Task to complete: Tell how many lines in the data below include the word "cdot". The answer is the number only.

Excerpt from a dataset:
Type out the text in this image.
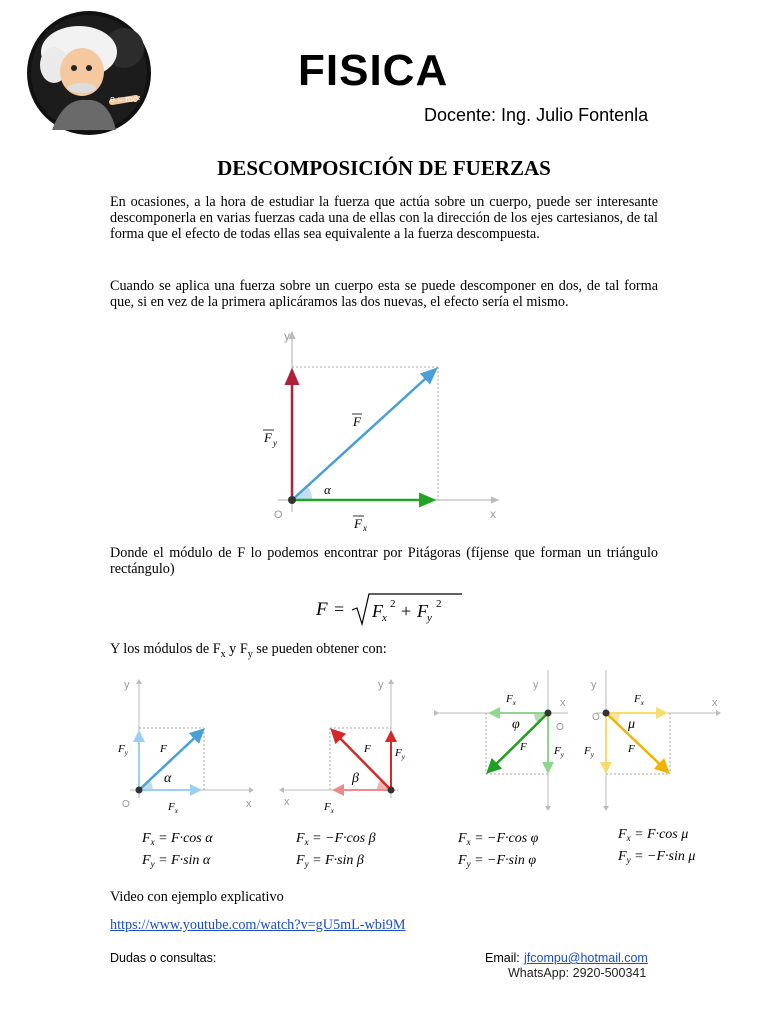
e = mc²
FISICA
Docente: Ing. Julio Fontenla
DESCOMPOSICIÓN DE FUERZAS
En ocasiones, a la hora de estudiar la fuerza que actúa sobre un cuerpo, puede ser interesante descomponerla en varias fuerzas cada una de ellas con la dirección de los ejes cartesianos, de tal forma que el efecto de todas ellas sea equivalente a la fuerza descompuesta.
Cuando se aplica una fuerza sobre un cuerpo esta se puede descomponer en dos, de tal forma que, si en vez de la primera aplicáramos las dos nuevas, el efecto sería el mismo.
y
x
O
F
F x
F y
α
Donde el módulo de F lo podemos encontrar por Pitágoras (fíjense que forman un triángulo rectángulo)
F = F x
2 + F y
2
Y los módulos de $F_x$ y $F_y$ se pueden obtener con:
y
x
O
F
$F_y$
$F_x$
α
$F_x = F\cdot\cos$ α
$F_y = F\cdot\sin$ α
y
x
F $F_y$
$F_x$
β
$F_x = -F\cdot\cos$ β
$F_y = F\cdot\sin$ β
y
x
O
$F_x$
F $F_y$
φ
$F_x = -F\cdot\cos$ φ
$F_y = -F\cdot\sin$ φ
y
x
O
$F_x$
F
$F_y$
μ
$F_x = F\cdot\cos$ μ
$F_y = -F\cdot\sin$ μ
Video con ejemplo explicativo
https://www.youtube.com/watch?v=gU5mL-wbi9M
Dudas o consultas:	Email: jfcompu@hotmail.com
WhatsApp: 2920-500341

--

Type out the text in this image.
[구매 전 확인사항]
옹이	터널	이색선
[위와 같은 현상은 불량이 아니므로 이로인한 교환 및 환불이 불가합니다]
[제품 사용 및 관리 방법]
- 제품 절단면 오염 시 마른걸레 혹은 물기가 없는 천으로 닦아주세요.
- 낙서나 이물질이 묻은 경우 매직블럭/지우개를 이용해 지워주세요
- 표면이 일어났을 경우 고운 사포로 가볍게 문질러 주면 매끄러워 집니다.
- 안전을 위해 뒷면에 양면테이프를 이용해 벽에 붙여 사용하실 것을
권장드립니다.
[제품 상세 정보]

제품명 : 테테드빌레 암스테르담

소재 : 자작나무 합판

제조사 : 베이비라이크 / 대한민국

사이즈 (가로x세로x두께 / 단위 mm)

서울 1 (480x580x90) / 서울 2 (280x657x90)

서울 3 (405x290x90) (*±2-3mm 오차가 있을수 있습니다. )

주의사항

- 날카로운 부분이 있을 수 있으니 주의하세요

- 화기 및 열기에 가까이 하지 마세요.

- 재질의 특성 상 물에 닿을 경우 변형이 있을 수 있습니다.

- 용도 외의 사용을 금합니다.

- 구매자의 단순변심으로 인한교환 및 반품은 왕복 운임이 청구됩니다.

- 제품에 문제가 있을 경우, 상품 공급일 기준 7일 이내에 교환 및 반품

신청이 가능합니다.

...

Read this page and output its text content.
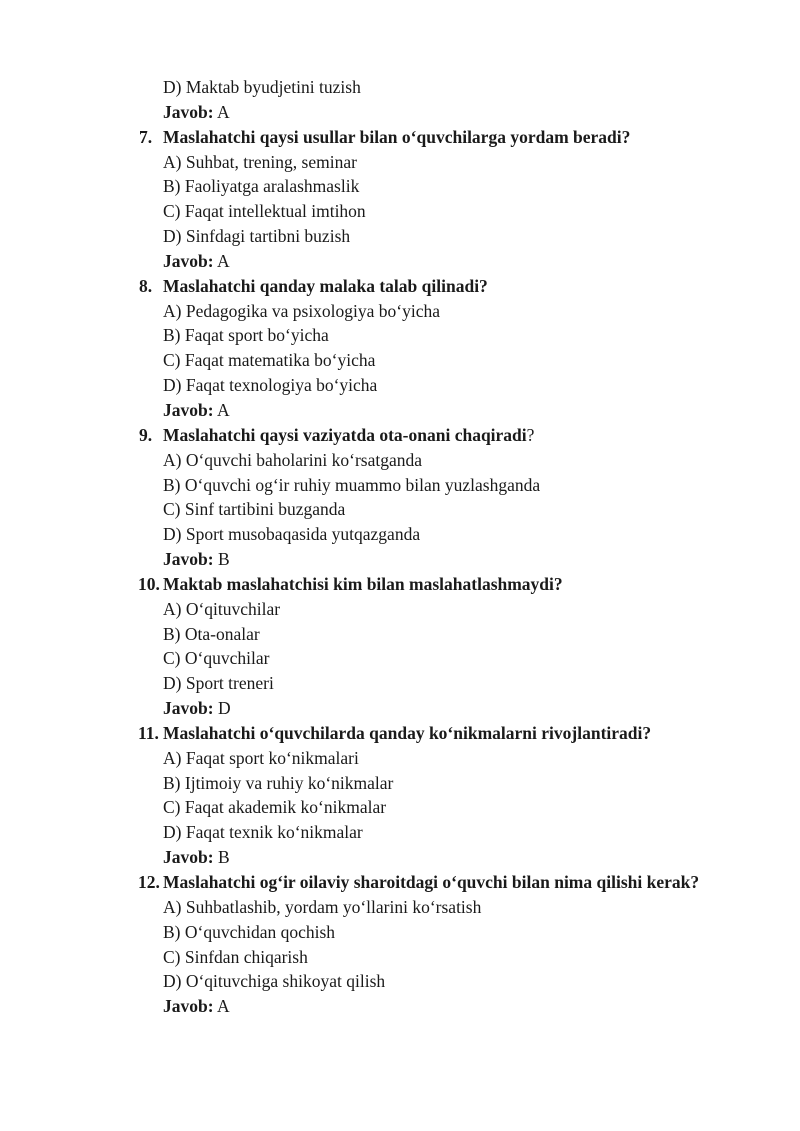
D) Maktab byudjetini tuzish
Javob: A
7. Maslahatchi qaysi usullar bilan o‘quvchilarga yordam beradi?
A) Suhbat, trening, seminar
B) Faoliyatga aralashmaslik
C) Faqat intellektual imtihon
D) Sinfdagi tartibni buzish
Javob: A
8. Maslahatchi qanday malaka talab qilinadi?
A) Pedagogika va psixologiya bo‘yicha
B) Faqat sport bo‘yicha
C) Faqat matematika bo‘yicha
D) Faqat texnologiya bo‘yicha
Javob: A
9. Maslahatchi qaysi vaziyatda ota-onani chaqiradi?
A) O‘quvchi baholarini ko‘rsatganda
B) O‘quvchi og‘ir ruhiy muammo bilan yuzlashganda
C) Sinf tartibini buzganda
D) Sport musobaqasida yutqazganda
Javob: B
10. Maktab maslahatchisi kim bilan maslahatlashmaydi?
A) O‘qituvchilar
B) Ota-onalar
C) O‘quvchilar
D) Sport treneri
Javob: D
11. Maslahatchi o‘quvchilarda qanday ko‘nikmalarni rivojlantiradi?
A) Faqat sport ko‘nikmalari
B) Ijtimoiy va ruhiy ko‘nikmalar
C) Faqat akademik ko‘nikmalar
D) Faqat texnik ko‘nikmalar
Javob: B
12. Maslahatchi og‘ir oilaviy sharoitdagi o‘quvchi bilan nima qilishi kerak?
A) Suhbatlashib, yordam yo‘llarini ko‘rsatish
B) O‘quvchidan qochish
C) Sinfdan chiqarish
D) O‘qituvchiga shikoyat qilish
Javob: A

Output: 8